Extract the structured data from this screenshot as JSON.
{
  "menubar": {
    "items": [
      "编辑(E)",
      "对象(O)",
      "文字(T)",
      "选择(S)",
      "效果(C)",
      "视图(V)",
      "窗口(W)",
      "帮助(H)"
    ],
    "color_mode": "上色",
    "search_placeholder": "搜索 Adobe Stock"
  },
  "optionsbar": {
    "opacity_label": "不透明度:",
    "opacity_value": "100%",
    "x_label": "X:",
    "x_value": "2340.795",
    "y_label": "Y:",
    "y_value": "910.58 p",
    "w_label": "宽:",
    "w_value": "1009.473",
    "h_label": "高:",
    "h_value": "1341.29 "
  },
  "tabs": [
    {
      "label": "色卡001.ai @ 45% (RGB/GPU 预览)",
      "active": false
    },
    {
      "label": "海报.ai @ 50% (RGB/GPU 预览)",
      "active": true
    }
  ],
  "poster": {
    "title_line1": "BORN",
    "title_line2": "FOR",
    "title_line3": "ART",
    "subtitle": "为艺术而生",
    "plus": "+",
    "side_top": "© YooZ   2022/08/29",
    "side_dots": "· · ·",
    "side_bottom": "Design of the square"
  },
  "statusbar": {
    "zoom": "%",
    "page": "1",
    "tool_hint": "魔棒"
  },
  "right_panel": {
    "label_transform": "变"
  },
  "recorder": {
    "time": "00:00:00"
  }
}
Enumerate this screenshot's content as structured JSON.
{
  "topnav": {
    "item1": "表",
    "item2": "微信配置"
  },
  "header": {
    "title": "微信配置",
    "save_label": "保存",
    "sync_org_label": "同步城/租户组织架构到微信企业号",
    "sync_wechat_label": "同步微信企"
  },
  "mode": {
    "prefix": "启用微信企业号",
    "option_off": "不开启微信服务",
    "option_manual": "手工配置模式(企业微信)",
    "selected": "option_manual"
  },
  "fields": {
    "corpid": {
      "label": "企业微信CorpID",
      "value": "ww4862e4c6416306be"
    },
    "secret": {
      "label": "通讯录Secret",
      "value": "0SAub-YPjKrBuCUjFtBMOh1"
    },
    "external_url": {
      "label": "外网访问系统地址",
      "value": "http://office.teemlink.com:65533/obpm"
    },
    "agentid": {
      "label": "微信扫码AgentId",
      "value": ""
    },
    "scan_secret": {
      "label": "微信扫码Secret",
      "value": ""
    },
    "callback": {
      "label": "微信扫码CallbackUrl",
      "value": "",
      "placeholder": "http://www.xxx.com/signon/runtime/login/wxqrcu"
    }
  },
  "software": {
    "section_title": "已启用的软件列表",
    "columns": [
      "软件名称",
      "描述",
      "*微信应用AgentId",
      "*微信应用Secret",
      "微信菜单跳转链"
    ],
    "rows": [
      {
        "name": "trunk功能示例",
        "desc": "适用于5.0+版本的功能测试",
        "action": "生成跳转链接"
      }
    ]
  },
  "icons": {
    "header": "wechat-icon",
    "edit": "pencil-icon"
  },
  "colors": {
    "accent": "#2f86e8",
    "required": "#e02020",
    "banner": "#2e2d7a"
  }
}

________

▸ **Your goal**
Return all of the entries exactly as they were supplied.

▸ **Result of the exercise**
Extract the structured data from this screenshot as JSON.
{
  "menubar": {
    "items": [
      "编辑(E)",
      "对象(O)",
      "文字(T)",
      "选择(S)",
      "效果(C)",
      "视图(V)",
      "窗口(W)",
      "帮助(H)"
    ],
    "color_mode": "上色",
    "search_placeholder": "搜索 Adobe Stock"
  },
  "optionsbar": {
    "opacity_label": "不透明度:",
    "opacity_value": "100%",
    "x_label": "X:",
    "x_value": "2340.795",
    "y_label": "Y:",
    "y_value": "910.58 p",
    "w_label": "宽:",
    "w_value": "1009.473",
    "h_label": "高:",
    "h_value": "1341.29 "
  },
  "tabs": [
    {
      "label": "色卡001.ai @ 45% (RGB/GPU 预览)",
      "active": false
    },
    {
      "label": "海报.ai @ 50% (RGB/GPU 预览)",
      "active": true
    }
  ],
  "poster": {
    "title_line1": "BORN",
    "title_line2": "FOR",
    "title_line3": "ART",
    "subtitle": "为艺术而生",
    "plus": "+",
    "side_top": "© YooZ   2022/08/29",
    "side_dots": "· · ·",
    "side_bottom": "Design of the square"
  },
  "statusbar": {
    "zoom": "%",
    "page": "1",
    "tool_hint": "魔棒"
  },
  "right_panel": {
    "label_transform": "变"
  },
  "recorder": {
    "time": "00:00:00"
  }
}
Enumerate this screenshot's content as structured JSON.
{
  "topnav": {
    "item1": "表",
    "item2": "微信配置"
  },
  "header": {
    "title": "微信配置",
    "save_label": "保存",
    "sync_org_label": "同步城/租户组织架构到微信企业号",
    "sync_wechat_label": "同步微信企"
  },
  "mode": {
    "prefix": "启用微信企业号",
    "option_off": "不开启微信服务",
    "option_manual": "手工配置模式(企业微信)",
    "selected": "option_manual"
  },
  "fields": {
    "corpid": {
      "label": "企业微信CorpID",
      "value": "ww4862e4c6416306be"
    },
    "secret": {
      "label": "通讯录Secret",
      "value": "0SAub-YPjKrBuCUjFtBMOh1"
    },
    "external_url": {
      "label": "外网访问系统地址",
      "value": "http://office.teemlink.com:65533/obpm"
    },
    "agentid": {
      "label": "微信扫码AgentId",
      "value": ""
    },
    "scan_secret": {
      "label": "微信扫码Secret",
      "value": ""
    },
    "callback": {
      "label": "微信扫码CallbackUrl",
      "value": "",
      "placeholder": "http://www.xxx.com/signon/runtime/login/wxqrcu"
    }
  },
  "software": {
    "section_title": "已启用的软件列表",
    "columns": [
      "软件名称",
      "描述",
      "*微信应用AgentId",
      "*微信应用Secret",
      "微信菜单跳转链"
    ],
    "rows": [
      {
        "name": "trunk功能示例",
        "desc": "适用于5.0+版本的功能测试",
        "action": "生成跳转链接"
      }
    ]
  },
  "icons": {
    "header": "wechat-icon",
    "edit": "pencil-icon"
  },
  "colors": {
    "accent": "#2f86e8",
    "required": "#e02020",
    "banner": "#2e2d7a"
  }
}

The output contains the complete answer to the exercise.